↓

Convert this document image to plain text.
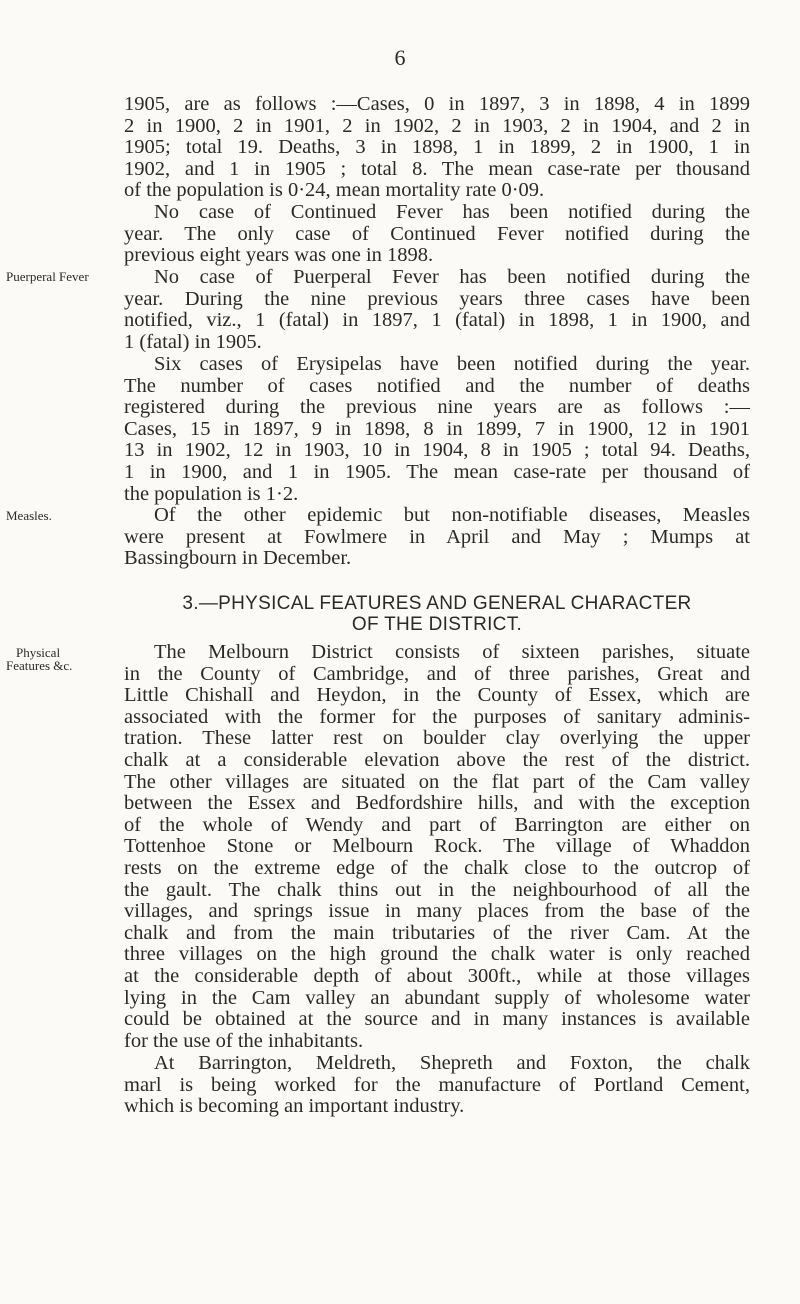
6
1905, are as follows :—Cases, 0 in 1897, 3 in 1898, 4 in 1899
2 in 1900, 2 in 1901, 2 in 1902, 2 in 1903, 2 in 1904, and 2 in
1905; total 19. Deaths, 3 in 1898, 1 in 1899, 2 in 1900, 1 in
1902, and 1 in 1905 ; total 8. The mean case-rate per thousand
of the population is 0·24, mean mortality rate 0·09.
No case of Continued Fever has been notified during the
year. The only case of Continued Fever notified during the
previous eight years was one in 1898.
Puerperal Fever	No case of Puerperal Fever has been notified during the
year. During the nine previous years three cases have been
notified, viz., 1 (fatal) in 1897, 1 (fatal) in 1898, 1 in 1900, and
1 (fatal) in 1905.
Six cases of Erysipelas have been notified during the year.
The number of cases notified and the number of deaths
registered during the previous nine years are as follows :—
Cases, 15 in 1897, 9 in 1898, 8 in 1899, 7 in 1900, 12 in 1901
13 in 1902, 12 in 1903, 10 in 1904, 8 in 1905 ; total 94. Deaths,
1 in 1900, and 1 in 1905. The mean case-rate per thousand of
the population is 1·2.
Measles.	Of the other epidemic but non-notifiable diseases, Measles
were present at Fowlmere in April and May ; Mumps at
Bassingbourn in December.
3.—PHYSICAL FEATURES AND GENERAL CHARACTER
OF THE DISTRICT.
Physical
Features &c.
The Melbourn District consists of sixteen parishes, situate
in the County of Cambridge, and of three parishes, Great and
Little Chishall and Heydon, in the County of Essex, which are
associated with the former for the purposes of sanitary adminis-
tration. These latter rest on boulder clay overlying the upper
chalk at a considerable elevation above the rest of the district.
The other villages are situated on the flat part of the Cam valley
between the Essex and Bedfordshire hills, and with the exception
of the whole of Wendy and part of Barrington are either on
Tottenhoe Stone or Melbourn Rock. The village of Whaddon
rests on the extreme edge of the chalk close to the outcrop of
the gault. The chalk thins out in the neighbourhood of all the
villages, and springs issue in many places from the base of the
chalk and from the main tributaries of the river Cam. At the
three villages on the high ground the chalk water is only reached
at the considerable depth of about 300ft., while at those villages
lying in the Cam valley an abundant supply of wholesome water
could be obtained at the source and in many instances is available
for the use of the inhabitants.
At Barrington, Meldreth, Shepreth and Foxton, the chalk
marl is being worked for the manufacture of Portland Cement,
which is becoming an important industry.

↑

— Task to carry out —
Pictures are to be left out; the records above must be repeated word for word.

— Response to the exercise —
Convert this document image to plain text.
6
1905, are as follows :—Cases, 0 in 1897, 3 in 1898, 4 in 1899
2 in 1900, 2 in 1901, 2 in 1902, 2 in 1903, 2 in 1904, and 2 in
1905; total 19. Deaths, 3 in 1898, 1 in 1899, 2 in 1900, 1 in
1902, and 1 in 1905 ; total 8. The mean case-rate per thousand
of the population is 0·24, mean mortality rate 0·09.
No case of Continued Fever has been notified during the
year. The only case of Continued Fever notified during the
previous eight years was one in 1898.
Puerperal Fever	No case of Puerperal Fever has been notified during the
year. During the nine previous years three cases have been
notified, viz., 1 (fatal) in 1897, 1 (fatal) in 1898, 1 in 1900, and
1 (fatal) in 1905.
Six cases of Erysipelas have been notified during the year.
The number of cases notified and the number of deaths
registered during the previous nine years are as follows :—
Cases, 15 in 1897, 9 in 1898, 8 in 1899, 7 in 1900, 12 in 1901
13 in 1902, 12 in 1903, 10 in 1904, 8 in 1905 ; total 94. Deaths,
1 in 1900, and 1 in 1905. The mean case-rate per thousand of
the population is 1·2.
Measles.	Of the other epidemic but non-notifiable diseases, Measles
were present at Fowlmere in April and May ; Mumps at
Bassingbourn in December.
3.—PHYSICAL FEATURES AND GENERAL CHARACTER
OF THE DISTRICT.
Physical
Features &c.
The Melbourn District consists of sixteen parishes, situate
in the County of Cambridge, and of three parishes, Great and
Little Chishall and Heydon, in the County of Essex, which are
associated with the former for the purposes of sanitary adminis-
tration. These latter rest on boulder clay overlying the upper
chalk at a considerable elevation above the rest of the district.
The other villages are situated on the flat part of the Cam valley
between the Essex and Bedfordshire hills, and with the exception
of the whole of Wendy and part of Barrington are either on
Tottenhoe Stone or Melbourn Rock. The village of Whaddon
rests on the extreme edge of the chalk close to the outcrop of
the gault. The chalk thins out in the neighbourhood of all the
villages, and springs issue in many places from the base of the
chalk and from the main tributaries of the river Cam. At the
three villages on the high ground the chalk water is only reached
at the considerable depth of about 300ft., while at those villages
lying in the Cam valley an abundant supply of wholesome water
could be obtained at the source and in many instances is available
for the use of the inhabitants.
At Barrington, Meldreth, Shepreth and Foxton, the chalk
marl is being worked for the manufacture of Portland Cement,
which is becoming an important industry.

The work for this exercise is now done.